● **Record list**

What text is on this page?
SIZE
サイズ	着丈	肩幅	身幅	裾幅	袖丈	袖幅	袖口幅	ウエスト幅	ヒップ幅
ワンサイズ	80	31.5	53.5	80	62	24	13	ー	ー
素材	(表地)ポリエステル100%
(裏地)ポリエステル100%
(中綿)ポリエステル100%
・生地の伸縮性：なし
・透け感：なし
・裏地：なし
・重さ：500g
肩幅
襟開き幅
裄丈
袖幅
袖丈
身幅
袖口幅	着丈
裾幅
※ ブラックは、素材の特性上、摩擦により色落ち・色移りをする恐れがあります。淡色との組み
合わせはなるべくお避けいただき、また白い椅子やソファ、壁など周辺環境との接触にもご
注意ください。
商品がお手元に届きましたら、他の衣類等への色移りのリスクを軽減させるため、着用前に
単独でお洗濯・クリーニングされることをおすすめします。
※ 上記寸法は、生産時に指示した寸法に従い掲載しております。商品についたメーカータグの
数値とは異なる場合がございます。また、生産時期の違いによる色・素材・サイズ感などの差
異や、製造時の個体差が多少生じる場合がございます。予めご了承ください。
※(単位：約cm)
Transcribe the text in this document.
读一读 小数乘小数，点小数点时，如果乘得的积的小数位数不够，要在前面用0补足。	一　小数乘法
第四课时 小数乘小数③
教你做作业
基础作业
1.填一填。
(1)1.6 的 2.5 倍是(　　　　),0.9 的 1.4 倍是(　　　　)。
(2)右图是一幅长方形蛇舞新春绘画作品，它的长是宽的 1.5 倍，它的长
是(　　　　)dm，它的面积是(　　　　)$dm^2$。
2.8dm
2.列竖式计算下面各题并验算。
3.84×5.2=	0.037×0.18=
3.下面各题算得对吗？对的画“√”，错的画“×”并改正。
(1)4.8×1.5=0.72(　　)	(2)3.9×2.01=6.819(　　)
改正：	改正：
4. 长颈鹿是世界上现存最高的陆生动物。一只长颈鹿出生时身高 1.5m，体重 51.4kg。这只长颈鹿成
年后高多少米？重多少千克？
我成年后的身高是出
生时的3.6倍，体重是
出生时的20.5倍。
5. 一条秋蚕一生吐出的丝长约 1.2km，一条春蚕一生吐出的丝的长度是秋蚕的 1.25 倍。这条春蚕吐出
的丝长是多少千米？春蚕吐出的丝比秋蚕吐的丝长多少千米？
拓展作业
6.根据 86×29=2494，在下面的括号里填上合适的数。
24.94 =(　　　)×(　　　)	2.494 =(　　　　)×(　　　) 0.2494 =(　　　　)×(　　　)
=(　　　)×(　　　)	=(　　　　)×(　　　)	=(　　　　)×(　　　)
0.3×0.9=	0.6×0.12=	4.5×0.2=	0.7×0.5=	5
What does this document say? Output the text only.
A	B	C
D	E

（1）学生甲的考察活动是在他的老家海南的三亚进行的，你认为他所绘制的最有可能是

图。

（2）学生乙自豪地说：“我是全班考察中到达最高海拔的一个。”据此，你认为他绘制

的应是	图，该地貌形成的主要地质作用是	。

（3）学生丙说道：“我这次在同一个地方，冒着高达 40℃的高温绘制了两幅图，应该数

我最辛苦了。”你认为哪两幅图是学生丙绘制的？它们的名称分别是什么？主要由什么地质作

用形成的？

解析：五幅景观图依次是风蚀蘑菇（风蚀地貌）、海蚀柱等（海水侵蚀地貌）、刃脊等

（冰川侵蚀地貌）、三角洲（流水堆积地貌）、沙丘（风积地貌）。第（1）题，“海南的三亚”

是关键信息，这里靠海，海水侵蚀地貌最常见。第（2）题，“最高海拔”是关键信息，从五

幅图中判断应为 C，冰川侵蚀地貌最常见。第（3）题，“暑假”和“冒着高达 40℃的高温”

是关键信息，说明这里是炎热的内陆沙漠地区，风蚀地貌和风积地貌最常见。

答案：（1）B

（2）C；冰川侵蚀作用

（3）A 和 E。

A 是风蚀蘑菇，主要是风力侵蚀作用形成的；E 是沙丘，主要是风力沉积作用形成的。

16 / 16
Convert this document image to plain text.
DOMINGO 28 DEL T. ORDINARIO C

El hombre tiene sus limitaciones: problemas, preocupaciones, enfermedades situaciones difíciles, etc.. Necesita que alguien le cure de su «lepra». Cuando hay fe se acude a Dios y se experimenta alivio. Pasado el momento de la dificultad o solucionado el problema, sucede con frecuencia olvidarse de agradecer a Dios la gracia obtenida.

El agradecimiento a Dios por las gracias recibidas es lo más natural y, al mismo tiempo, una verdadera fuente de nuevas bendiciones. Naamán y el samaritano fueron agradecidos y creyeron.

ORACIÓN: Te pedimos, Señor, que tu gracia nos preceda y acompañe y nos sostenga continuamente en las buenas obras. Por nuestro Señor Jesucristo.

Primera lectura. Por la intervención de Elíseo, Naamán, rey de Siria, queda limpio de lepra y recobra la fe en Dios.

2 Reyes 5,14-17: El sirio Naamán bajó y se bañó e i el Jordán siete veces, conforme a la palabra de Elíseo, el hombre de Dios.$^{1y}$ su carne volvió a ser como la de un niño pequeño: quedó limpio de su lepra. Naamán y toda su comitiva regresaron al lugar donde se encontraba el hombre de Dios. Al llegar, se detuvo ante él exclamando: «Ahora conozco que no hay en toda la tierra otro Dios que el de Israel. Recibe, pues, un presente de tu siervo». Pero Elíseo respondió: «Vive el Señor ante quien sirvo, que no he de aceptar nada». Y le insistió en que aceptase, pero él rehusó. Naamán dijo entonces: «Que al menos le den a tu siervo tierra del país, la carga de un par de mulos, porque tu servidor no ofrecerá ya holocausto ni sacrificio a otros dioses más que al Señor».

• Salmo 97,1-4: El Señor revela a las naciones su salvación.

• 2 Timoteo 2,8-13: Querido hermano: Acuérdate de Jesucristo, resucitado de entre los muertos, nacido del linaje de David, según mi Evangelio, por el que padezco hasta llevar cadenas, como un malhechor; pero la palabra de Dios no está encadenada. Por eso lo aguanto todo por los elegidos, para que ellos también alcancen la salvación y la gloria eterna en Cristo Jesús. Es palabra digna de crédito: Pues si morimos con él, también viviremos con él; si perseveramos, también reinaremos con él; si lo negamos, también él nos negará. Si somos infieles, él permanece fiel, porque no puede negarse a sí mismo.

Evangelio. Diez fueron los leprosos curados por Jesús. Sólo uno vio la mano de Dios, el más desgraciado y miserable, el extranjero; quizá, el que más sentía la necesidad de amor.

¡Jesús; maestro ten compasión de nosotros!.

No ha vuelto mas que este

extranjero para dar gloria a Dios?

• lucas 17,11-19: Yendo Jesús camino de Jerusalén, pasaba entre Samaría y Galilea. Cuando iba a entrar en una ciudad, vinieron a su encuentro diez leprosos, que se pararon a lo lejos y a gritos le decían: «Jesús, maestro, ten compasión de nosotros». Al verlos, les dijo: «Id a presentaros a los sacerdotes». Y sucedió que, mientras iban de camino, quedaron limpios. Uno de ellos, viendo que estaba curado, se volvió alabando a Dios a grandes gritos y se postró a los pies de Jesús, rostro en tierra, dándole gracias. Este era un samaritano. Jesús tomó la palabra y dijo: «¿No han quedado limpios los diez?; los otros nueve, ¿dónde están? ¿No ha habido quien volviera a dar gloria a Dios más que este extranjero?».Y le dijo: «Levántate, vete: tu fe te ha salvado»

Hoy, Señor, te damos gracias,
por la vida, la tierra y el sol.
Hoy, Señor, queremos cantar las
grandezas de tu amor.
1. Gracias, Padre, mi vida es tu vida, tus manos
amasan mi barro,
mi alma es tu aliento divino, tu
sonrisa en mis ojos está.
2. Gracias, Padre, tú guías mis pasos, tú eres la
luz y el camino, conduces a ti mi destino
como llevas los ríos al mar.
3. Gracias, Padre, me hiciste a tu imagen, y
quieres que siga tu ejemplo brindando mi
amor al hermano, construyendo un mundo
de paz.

● **Set task**
Search the lines above for the string "amor" and copy each line that has it.

● **The response**
Evangelio. Diez fueron los leprosos curados por Jesús. Sólo uno vio la mano de Dios, el más desgraciado y miserable, el extranjero; quizá, el que más sentía la necesidad de amor.
grandezas de tu amor.
amor al hermano, construyendo un mundo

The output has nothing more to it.